◆ **Job**: Check every line of the data below for the string "into", and copy the ones that hold it.

◆ **Recorded data**:
- - -

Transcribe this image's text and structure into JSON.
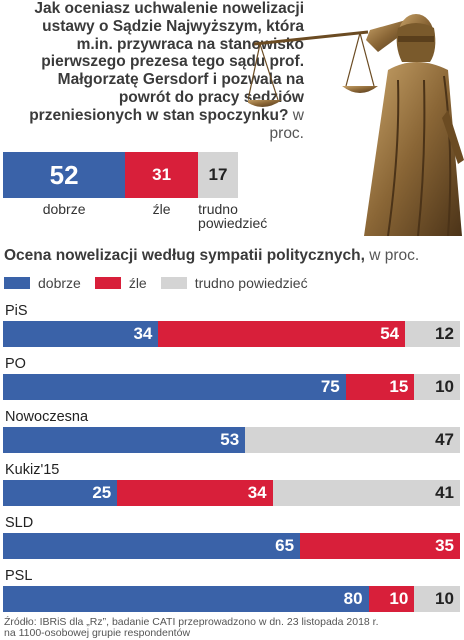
{
  "question": {
    "text": "Jak oceniasz uchwalenie nowelizacji ustawy o Sądzie Najwyższym, która m.in. przywraca na stanowisko pierwszego prezesa tego sądu prof. Małgorzatę Gersdorf i pozwala na powrót do pracy sędziów przeniesionych w stan spoczynku?",
    "unit": "w proc."
  },
  "colors": {
    "dobrze": "#3a62a8",
    "zle": "#d81f3a",
    "trudno": "#d4d4d4"
  },
  "summary": [
    {
      "label": "dobrze",
      "value": 52
    },
    {
      "label": "źle",
      "value": 31
    },
    {
      "label": "trudno powiedzieć",
      "value": 17
    }
  ],
  "section": {
    "title": "Ocena nowelizacji według sympatii politycznych,",
    "unit": "w proc."
  },
  "legend": [
    "dobrze",
    "źle",
    "trudno powiedzieć"
  ],
  "chart_data": {
    "type": "bar",
    "stacked": true,
    "orientation": "horizontal",
    "categories": [
      "PiS",
      "PO",
      "Nowoczesna",
      "Kukiz'15",
      "SLD",
      "PSL"
    ],
    "series": [
      {
        "name": "dobrze",
        "values": [
          34,
          75,
          53,
          25,
          65,
          80
        ]
      },
      {
        "name": "źle",
        "values": [
          54,
          15,
          0,
          34,
          35,
          10
        ]
      },
      {
        "name": "trudno powiedzieć",
        "values": [
          12,
          10,
          47,
          41,
          0,
          10
        ]
      }
    ]
  },
  "source": {
    "line1": "Źródło: IBRiS dla „Rz”, badanie CATI przeprowadzono w dn. 23 listopada 2018 r.",
    "line2": "na 1100-osobowej grupie respondentów"
  }
}
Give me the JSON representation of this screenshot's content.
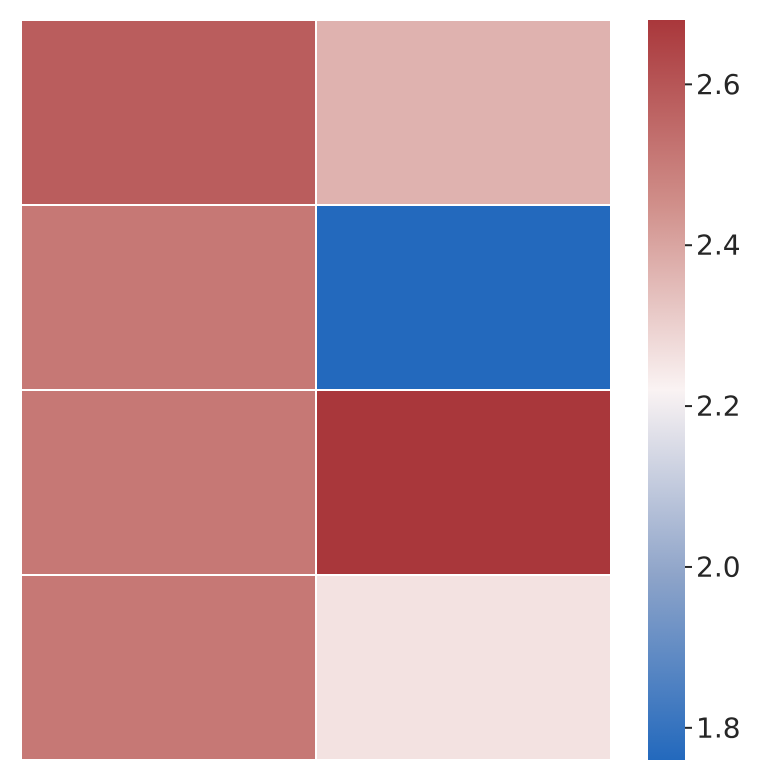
{
  "chart_data": {
    "type": "heatmap",
    "rows": 4,
    "cols": 2,
    "values": [
      [
        2.58,
        2.37
      ],
      [
        2.51,
        1.76
      ],
      [
        2.51,
        2.68
      ],
      [
        2.51,
        2.26
      ]
    ],
    "title": "",
    "xlabel": "",
    "ylabel": "",
    "x_tick_labels": [],
    "y_tick_labels": [],
    "colorbar": {
      "min": 1.76,
      "max": 2.68,
      "ticks": [
        1.8,
        2.0,
        2.2,
        2.4,
        2.6
      ],
      "tick_labels": [
        "1.8",
        "2.0",
        "2.2",
        "2.4",
        "2.6"
      ]
    },
    "colormap": {
      "name": "vlag",
      "stops": [
        {
          "t": 0.0,
          "color": "#2369bd"
        },
        {
          "t": 0.25,
          "color": "#8ea4c9"
        },
        {
          "t": 0.5,
          "color": "#faf3f3"
        },
        {
          "t": 0.75,
          "color": "#d08f8a"
        },
        {
          "t": 1.0,
          "color": "#a9373b"
        }
      ]
    },
    "cell_border_color": "#ffffff",
    "grid": false
  }
}
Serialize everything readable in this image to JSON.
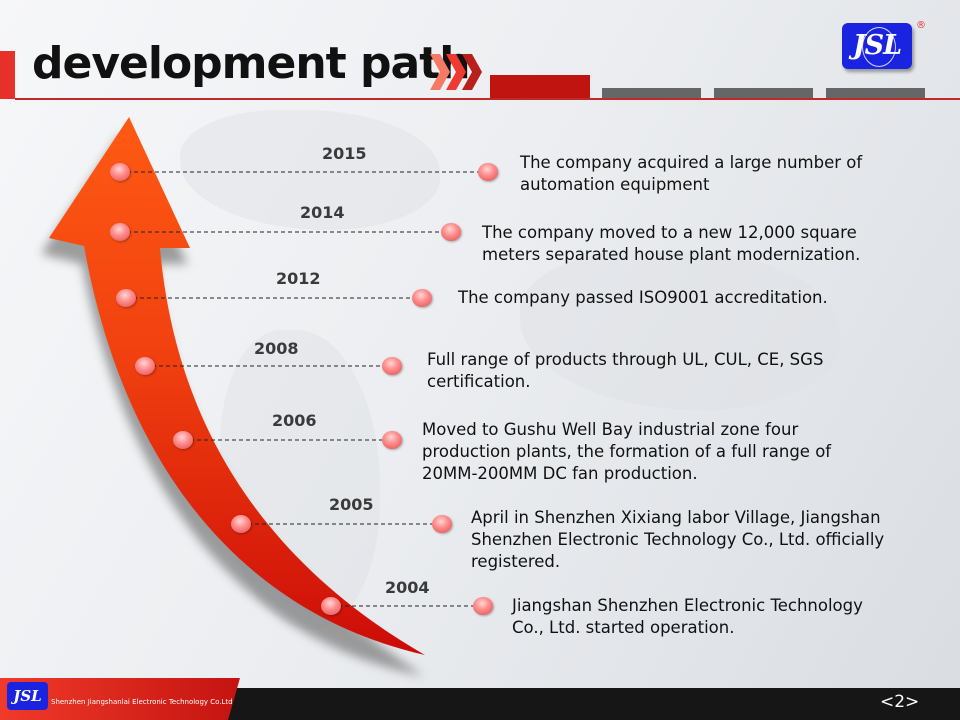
{
  "header": {
    "title": "development path",
    "logo_text": "JSL",
    "registered_mark": "®"
  },
  "colors": {
    "accent_red": "#bf1410",
    "arrow_top": "#ff5a14",
    "arrow_bottom": "#cc0c08",
    "node_pink": "#ff8a8a",
    "segment_gray": "#666666"
  },
  "timeline": [
    {
      "year": "2015",
      "text_lines": [
        "The company acquired a large number of",
        "automation equipment"
      ]
    },
    {
      "year": "2014",
      "text_lines": [
        "The company moved to a new 12,000 square",
        "meters separated house plant modernization."
      ]
    },
    {
      "year": "2012",
      "text_lines": [
        "The company passed ISO9001 accreditation."
      ]
    },
    {
      "year": "2008",
      "text_lines": [
        "Full range of products through UL, CUL, CE, SGS",
        "certification."
      ]
    },
    {
      "year": "2006",
      "text_lines": [
        "Moved to Gushu Well Bay industrial zone four",
        "production plants, the formation of a full range of",
        "20MM-200MM DC fan production."
      ]
    },
    {
      "year": "2005",
      "text_lines": [
        "April in Shenzhen Xixiang labor Village, Jiangshan",
        "Shenzhen Electronic Technology Co., Ltd. officially",
        "registered."
      ]
    },
    {
      "year": "2004",
      "text_lines": [
        "Jiangshan Shenzhen Electronic Technology",
        "Co., Ltd. started operation."
      ]
    }
  ],
  "footer": {
    "logo_text": "JSL",
    "company": "Shenzhen Jiangshanlai Electronic Technology Co.Ltd",
    "page_number": "<2>"
  }
}
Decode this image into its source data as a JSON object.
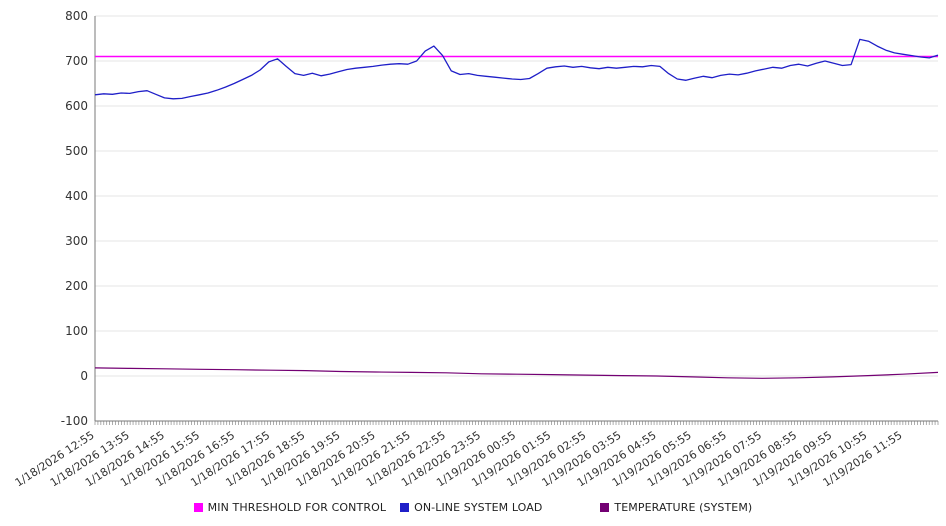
{
  "chart_data": {
    "type": "line",
    "title": "",
    "grid": true,
    "legend_position": "bottom",
    "colors": {
      "grid": "#e4e4e4",
      "axis": "#7a7a7a",
      "tick_text": "#333333"
    },
    "y_axis": {
      "min": -100,
      "max": 800,
      "step": 100
    },
    "x_axis": {
      "hours_span": 24,
      "labels": [
        "1/18/2026 12:55",
        "1/18/2026 13:55",
        "1/18/2026 14:55",
        "1/18/2026 15:55",
        "1/18/2026 16:55",
        "1/18/2026 17:55",
        "1/18/2026 18:55",
        "1/18/2026 19:55",
        "1/18/2026 20:55",
        "1/18/2026 21:55",
        "1/18/2026 22:55",
        "1/18/2026 23:55",
        "1/19/2026 00:55",
        "1/19/2026 01:55",
        "1/19/2026 02:55",
        "1/19/2026 03:55",
        "1/19/2026 04:55",
        "1/19/2026 05:55",
        "1/19/2026 06:55",
        "1/19/2026 07:55",
        "1/19/2026 08:55",
        "1/19/2026 09:55",
        "1/19/2026 10:55",
        "1/19/2026 11:55"
      ]
    },
    "series": [
      {
        "name": "MIN THRESHOLD FOR CONTROL",
        "color": "#ff00ff",
        "width": 1.5,
        "values": [
          710,
          710
        ]
      },
      {
        "name": "ON-LINE SYSTEM LOAD",
        "color": "#1f1fc8",
        "width": 1.3,
        "values": [
          625,
          627,
          626,
          629,
          628,
          632,
          634,
          626,
          618,
          616,
          617,
          621,
          625,
          629,
          635,
          642,
          650,
          659,
          668,
          680,
          698,
          705,
          688,
          672,
          668,
          673,
          667,
          671,
          676,
          681,
          684,
          686,
          688,
          691,
          693,
          694,
          693,
          700,
          722,
          733,
          712,
          678,
          670,
          672,
          668,
          666,
          664,
          662,
          660,
          659,
          661,
          672,
          684,
          687,
          689,
          686,
          688,
          685,
          683,
          686,
          684,
          686,
          688,
          687,
          690,
          688,
          672,
          660,
          657,
          662,
          666,
          663,
          668,
          671,
          669,
          673,
          678,
          682,
          686,
          684,
          690,
          693,
          689,
          695,
          700,
          695,
          690,
          692,
          748,
          744,
          733,
          724,
          718,
          715,
          712,
          709,
          707,
          713
        ]
      },
      {
        "name": "TEMPERATURE (SYSTEM)",
        "color": "#730073",
        "width": 1.2,
        "values": [
          18,
          17,
          16,
          15,
          14,
          13,
          12,
          10,
          9,
          8,
          7,
          5,
          4,
          3,
          2,
          1,
          0,
          -2,
          -4,
          -5,
          -4,
          -2,
          1,
          4,
          8
        ]
      }
    ]
  }
}
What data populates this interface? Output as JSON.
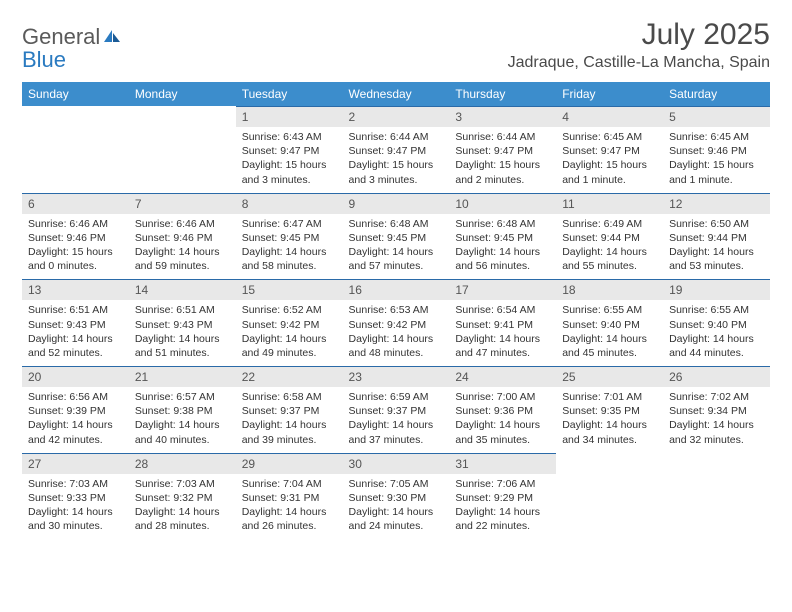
{
  "brand": {
    "part1": "General",
    "part2": "Blue"
  },
  "title": "July 2025",
  "location": "Jadraque, Castille-La Mancha, Spain",
  "colors": {
    "header_bg": "#3c8dcc",
    "header_text": "#ffffff",
    "daynum_bg": "#e8e8e8",
    "daynum_border": "#2a6aa8",
    "body_text": "#333333",
    "brand_gray": "#5a5a5a",
    "brand_blue": "#2a7ac0"
  },
  "weekdays": [
    "Sunday",
    "Monday",
    "Tuesday",
    "Wednesday",
    "Thursday",
    "Friday",
    "Saturday"
  ],
  "weeks": [
    [
      null,
      null,
      {
        "n": "1",
        "sr": "Sunrise: 6:43 AM",
        "ss": "Sunset: 9:47 PM",
        "d1": "Daylight: 15 hours",
        "d2": "and 3 minutes."
      },
      {
        "n": "2",
        "sr": "Sunrise: 6:44 AM",
        "ss": "Sunset: 9:47 PM",
        "d1": "Daylight: 15 hours",
        "d2": "and 3 minutes."
      },
      {
        "n": "3",
        "sr": "Sunrise: 6:44 AM",
        "ss": "Sunset: 9:47 PM",
        "d1": "Daylight: 15 hours",
        "d2": "and 2 minutes."
      },
      {
        "n": "4",
        "sr": "Sunrise: 6:45 AM",
        "ss": "Sunset: 9:47 PM",
        "d1": "Daylight: 15 hours",
        "d2": "and 1 minute."
      },
      {
        "n": "5",
        "sr": "Sunrise: 6:45 AM",
        "ss": "Sunset: 9:46 PM",
        "d1": "Daylight: 15 hours",
        "d2": "and 1 minute."
      }
    ],
    [
      {
        "n": "6",
        "sr": "Sunrise: 6:46 AM",
        "ss": "Sunset: 9:46 PM",
        "d1": "Daylight: 15 hours",
        "d2": "and 0 minutes."
      },
      {
        "n": "7",
        "sr": "Sunrise: 6:46 AM",
        "ss": "Sunset: 9:46 PM",
        "d1": "Daylight: 14 hours",
        "d2": "and 59 minutes."
      },
      {
        "n": "8",
        "sr": "Sunrise: 6:47 AM",
        "ss": "Sunset: 9:45 PM",
        "d1": "Daylight: 14 hours",
        "d2": "and 58 minutes."
      },
      {
        "n": "9",
        "sr": "Sunrise: 6:48 AM",
        "ss": "Sunset: 9:45 PM",
        "d1": "Daylight: 14 hours",
        "d2": "and 57 minutes."
      },
      {
        "n": "10",
        "sr": "Sunrise: 6:48 AM",
        "ss": "Sunset: 9:45 PM",
        "d1": "Daylight: 14 hours",
        "d2": "and 56 minutes."
      },
      {
        "n": "11",
        "sr": "Sunrise: 6:49 AM",
        "ss": "Sunset: 9:44 PM",
        "d1": "Daylight: 14 hours",
        "d2": "and 55 minutes."
      },
      {
        "n": "12",
        "sr": "Sunrise: 6:50 AM",
        "ss": "Sunset: 9:44 PM",
        "d1": "Daylight: 14 hours",
        "d2": "and 53 minutes."
      }
    ],
    [
      {
        "n": "13",
        "sr": "Sunrise: 6:51 AM",
        "ss": "Sunset: 9:43 PM",
        "d1": "Daylight: 14 hours",
        "d2": "and 52 minutes."
      },
      {
        "n": "14",
        "sr": "Sunrise: 6:51 AM",
        "ss": "Sunset: 9:43 PM",
        "d1": "Daylight: 14 hours",
        "d2": "and 51 minutes."
      },
      {
        "n": "15",
        "sr": "Sunrise: 6:52 AM",
        "ss": "Sunset: 9:42 PM",
        "d1": "Daylight: 14 hours",
        "d2": "and 49 minutes."
      },
      {
        "n": "16",
        "sr": "Sunrise: 6:53 AM",
        "ss": "Sunset: 9:42 PM",
        "d1": "Daylight: 14 hours",
        "d2": "and 48 minutes."
      },
      {
        "n": "17",
        "sr": "Sunrise: 6:54 AM",
        "ss": "Sunset: 9:41 PM",
        "d1": "Daylight: 14 hours",
        "d2": "and 47 minutes."
      },
      {
        "n": "18",
        "sr": "Sunrise: 6:55 AM",
        "ss": "Sunset: 9:40 PM",
        "d1": "Daylight: 14 hours",
        "d2": "and 45 minutes."
      },
      {
        "n": "19",
        "sr": "Sunrise: 6:55 AM",
        "ss": "Sunset: 9:40 PM",
        "d1": "Daylight: 14 hours",
        "d2": "and 44 minutes."
      }
    ],
    [
      {
        "n": "20",
        "sr": "Sunrise: 6:56 AM",
        "ss": "Sunset: 9:39 PM",
        "d1": "Daylight: 14 hours",
        "d2": "and 42 minutes."
      },
      {
        "n": "21",
        "sr": "Sunrise: 6:57 AM",
        "ss": "Sunset: 9:38 PM",
        "d1": "Daylight: 14 hours",
        "d2": "and 40 minutes."
      },
      {
        "n": "22",
        "sr": "Sunrise: 6:58 AM",
        "ss": "Sunset: 9:37 PM",
        "d1": "Daylight: 14 hours",
        "d2": "and 39 minutes."
      },
      {
        "n": "23",
        "sr": "Sunrise: 6:59 AM",
        "ss": "Sunset: 9:37 PM",
        "d1": "Daylight: 14 hours",
        "d2": "and 37 minutes."
      },
      {
        "n": "24",
        "sr": "Sunrise: 7:00 AM",
        "ss": "Sunset: 9:36 PM",
        "d1": "Daylight: 14 hours",
        "d2": "and 35 minutes."
      },
      {
        "n": "25",
        "sr": "Sunrise: 7:01 AM",
        "ss": "Sunset: 9:35 PM",
        "d1": "Daylight: 14 hours",
        "d2": "and 34 minutes."
      },
      {
        "n": "26",
        "sr": "Sunrise: 7:02 AM",
        "ss": "Sunset: 9:34 PM",
        "d1": "Daylight: 14 hours",
        "d2": "and 32 minutes."
      }
    ],
    [
      {
        "n": "27",
        "sr": "Sunrise: 7:03 AM",
        "ss": "Sunset: 9:33 PM",
        "d1": "Daylight: 14 hours",
        "d2": "and 30 minutes."
      },
      {
        "n": "28",
        "sr": "Sunrise: 7:03 AM",
        "ss": "Sunset: 9:32 PM",
        "d1": "Daylight: 14 hours",
        "d2": "and 28 minutes."
      },
      {
        "n": "29",
        "sr": "Sunrise: 7:04 AM",
        "ss": "Sunset: 9:31 PM",
        "d1": "Daylight: 14 hours",
        "d2": "and 26 minutes."
      },
      {
        "n": "30",
        "sr": "Sunrise: 7:05 AM",
        "ss": "Sunset: 9:30 PM",
        "d1": "Daylight: 14 hours",
        "d2": "and 24 minutes."
      },
      {
        "n": "31",
        "sr": "Sunrise: 7:06 AM",
        "ss": "Sunset: 9:29 PM",
        "d1": "Daylight: 14 hours",
        "d2": "and 22 minutes."
      },
      null,
      null
    ]
  ]
}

- - -

◆ **Written answer**:
Transcribe this image's text and structure into JSON.
Decode this image into its source data as a JSON object.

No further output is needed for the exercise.